[Excerpted data]

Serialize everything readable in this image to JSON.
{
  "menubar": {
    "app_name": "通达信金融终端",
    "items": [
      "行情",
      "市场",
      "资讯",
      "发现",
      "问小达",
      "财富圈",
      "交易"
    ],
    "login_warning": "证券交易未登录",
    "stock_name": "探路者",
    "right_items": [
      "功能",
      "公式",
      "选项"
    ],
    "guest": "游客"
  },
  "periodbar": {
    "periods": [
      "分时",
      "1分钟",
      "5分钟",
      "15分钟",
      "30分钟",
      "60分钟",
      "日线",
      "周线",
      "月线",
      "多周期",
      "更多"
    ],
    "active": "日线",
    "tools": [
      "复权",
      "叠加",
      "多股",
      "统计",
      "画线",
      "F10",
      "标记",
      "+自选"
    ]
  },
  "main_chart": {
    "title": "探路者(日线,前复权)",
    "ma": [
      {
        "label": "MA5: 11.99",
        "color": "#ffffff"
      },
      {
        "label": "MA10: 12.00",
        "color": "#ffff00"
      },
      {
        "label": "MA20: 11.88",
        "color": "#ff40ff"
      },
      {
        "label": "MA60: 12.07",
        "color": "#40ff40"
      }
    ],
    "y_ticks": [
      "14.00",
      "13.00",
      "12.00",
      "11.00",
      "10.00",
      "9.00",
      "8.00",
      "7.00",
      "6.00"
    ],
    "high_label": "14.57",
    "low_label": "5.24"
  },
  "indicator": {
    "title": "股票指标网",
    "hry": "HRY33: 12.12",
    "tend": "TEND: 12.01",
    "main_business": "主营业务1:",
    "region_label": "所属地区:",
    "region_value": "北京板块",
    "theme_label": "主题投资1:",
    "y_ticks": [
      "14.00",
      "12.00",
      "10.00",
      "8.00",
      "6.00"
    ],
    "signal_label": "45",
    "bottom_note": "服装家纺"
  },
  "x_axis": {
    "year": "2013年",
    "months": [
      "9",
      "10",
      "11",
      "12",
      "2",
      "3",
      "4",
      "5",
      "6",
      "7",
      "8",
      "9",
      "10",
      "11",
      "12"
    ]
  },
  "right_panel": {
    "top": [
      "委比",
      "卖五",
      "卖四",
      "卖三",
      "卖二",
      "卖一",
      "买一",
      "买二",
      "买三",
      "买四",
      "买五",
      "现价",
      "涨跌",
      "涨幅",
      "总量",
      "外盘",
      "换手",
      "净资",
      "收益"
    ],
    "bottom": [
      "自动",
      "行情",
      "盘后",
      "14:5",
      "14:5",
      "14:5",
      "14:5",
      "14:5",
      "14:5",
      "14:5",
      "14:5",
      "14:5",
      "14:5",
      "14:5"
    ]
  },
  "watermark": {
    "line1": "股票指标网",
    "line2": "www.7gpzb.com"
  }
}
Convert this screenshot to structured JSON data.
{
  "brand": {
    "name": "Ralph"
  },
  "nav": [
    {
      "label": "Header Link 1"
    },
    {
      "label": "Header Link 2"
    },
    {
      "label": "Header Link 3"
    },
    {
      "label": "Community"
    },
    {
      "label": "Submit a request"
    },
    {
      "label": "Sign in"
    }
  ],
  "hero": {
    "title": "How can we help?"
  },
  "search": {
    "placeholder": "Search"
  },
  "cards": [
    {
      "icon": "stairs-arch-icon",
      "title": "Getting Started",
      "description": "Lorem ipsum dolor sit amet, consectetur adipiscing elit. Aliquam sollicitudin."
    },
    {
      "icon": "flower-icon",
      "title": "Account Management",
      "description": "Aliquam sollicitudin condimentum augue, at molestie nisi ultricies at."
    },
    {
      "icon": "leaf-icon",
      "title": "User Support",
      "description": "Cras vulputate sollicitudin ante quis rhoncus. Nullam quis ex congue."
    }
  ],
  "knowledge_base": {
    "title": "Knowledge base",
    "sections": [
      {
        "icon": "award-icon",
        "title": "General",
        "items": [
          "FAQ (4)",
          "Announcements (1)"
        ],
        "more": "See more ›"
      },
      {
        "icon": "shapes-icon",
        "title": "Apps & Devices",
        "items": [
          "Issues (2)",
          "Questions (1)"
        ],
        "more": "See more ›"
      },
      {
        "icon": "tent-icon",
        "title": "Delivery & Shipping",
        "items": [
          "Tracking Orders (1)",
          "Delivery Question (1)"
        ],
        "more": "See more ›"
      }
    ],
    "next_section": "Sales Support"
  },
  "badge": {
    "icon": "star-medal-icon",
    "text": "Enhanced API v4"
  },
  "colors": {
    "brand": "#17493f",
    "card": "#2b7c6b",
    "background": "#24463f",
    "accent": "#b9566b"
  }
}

[Exercise]
Count up every line above that has the word "icon" in it; answer with the number alone.

[Response below]
7